%%
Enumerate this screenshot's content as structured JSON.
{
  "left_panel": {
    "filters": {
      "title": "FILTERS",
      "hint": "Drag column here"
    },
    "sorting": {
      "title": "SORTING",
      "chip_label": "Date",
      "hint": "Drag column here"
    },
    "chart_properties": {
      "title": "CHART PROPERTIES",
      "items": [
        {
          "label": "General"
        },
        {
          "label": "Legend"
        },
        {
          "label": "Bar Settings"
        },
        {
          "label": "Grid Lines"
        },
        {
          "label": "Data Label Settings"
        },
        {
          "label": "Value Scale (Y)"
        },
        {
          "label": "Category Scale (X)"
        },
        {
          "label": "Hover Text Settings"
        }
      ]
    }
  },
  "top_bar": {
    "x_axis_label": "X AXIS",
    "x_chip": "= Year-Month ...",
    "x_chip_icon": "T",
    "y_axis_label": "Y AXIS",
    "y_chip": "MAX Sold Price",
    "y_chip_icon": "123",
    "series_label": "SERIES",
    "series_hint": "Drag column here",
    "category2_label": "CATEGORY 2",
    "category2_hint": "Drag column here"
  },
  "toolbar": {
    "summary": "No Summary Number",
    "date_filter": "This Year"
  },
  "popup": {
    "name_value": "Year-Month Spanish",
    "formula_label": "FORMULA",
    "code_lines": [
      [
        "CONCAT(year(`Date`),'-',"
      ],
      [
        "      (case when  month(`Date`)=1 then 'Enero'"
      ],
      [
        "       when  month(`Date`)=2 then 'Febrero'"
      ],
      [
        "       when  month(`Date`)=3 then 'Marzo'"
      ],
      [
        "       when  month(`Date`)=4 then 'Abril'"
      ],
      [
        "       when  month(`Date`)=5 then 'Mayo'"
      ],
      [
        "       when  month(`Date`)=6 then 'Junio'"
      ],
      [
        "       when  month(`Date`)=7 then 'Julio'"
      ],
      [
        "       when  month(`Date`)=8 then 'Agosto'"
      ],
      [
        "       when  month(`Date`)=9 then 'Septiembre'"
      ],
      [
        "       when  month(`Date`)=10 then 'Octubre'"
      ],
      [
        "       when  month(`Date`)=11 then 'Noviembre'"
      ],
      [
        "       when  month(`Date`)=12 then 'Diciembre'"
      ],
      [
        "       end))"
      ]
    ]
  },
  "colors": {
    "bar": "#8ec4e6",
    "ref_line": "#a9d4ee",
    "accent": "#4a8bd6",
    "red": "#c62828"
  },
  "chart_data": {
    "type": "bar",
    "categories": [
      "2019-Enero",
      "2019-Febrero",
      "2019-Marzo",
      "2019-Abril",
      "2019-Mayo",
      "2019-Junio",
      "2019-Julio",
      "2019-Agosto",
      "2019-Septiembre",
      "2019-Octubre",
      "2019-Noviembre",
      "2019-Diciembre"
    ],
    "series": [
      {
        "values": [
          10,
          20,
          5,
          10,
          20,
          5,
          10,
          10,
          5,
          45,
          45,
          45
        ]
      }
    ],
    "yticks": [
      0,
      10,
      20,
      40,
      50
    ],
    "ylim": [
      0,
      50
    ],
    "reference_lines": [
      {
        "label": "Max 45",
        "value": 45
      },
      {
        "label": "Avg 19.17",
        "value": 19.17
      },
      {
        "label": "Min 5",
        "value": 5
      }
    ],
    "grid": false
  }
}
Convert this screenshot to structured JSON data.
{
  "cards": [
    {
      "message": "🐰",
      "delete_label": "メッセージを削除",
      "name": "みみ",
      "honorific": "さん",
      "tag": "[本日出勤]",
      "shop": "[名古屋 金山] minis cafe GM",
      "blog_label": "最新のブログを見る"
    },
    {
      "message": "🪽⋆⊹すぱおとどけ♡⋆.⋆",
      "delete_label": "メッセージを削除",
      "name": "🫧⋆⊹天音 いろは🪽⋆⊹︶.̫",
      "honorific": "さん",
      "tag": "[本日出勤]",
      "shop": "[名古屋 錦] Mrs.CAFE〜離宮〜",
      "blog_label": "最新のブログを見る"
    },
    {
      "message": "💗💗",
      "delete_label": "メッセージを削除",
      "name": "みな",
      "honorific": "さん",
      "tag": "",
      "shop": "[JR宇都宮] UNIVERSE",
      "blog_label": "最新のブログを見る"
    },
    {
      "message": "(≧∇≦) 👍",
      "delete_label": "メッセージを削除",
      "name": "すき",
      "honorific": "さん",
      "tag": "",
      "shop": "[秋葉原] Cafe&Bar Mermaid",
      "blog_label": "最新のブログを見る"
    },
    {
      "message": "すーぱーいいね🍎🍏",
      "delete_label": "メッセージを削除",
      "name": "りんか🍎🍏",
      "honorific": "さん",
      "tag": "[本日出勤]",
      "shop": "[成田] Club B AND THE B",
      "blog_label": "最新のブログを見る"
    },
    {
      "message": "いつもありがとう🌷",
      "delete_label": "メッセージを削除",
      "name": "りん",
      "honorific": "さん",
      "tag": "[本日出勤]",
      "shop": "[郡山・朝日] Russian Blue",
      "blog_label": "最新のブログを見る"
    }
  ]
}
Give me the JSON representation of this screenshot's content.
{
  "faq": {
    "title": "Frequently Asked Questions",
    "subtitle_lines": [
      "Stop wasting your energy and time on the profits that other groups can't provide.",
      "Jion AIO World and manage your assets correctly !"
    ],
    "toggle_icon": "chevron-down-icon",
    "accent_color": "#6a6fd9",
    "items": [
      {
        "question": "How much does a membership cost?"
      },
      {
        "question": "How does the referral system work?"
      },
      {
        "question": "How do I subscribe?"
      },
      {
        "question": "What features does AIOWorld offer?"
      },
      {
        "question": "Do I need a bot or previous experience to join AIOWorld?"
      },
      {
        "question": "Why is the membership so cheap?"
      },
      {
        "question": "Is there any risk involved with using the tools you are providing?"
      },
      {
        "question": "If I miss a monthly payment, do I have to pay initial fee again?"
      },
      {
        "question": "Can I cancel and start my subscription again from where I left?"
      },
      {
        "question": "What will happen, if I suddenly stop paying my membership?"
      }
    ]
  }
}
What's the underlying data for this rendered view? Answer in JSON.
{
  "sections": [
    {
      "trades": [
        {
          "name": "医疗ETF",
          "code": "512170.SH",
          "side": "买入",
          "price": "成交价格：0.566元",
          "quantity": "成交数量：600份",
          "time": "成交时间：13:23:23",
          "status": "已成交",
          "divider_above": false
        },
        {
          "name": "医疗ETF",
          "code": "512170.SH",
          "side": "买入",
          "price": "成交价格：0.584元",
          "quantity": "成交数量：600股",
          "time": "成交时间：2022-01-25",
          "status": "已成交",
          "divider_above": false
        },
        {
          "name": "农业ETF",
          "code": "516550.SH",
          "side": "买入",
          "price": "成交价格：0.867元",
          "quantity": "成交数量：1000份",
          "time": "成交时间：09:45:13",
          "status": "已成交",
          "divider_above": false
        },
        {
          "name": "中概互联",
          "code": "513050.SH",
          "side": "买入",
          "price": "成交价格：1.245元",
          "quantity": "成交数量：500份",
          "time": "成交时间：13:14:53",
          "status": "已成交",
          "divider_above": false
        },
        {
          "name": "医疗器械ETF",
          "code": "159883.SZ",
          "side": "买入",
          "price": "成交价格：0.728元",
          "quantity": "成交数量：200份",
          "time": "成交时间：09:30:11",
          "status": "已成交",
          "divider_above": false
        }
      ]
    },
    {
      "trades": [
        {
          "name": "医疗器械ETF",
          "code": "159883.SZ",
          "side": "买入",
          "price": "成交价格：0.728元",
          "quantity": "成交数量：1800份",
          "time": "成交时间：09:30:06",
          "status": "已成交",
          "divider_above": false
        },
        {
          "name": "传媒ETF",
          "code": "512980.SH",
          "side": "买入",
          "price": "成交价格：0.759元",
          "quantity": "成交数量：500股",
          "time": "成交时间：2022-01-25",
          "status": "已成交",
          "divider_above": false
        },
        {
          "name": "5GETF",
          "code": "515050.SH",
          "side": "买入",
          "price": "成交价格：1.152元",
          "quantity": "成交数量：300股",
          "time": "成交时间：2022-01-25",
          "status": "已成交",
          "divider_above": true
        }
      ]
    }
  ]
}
%%
Give nothing but the count of lines in the listing above that hold the string "shop".

6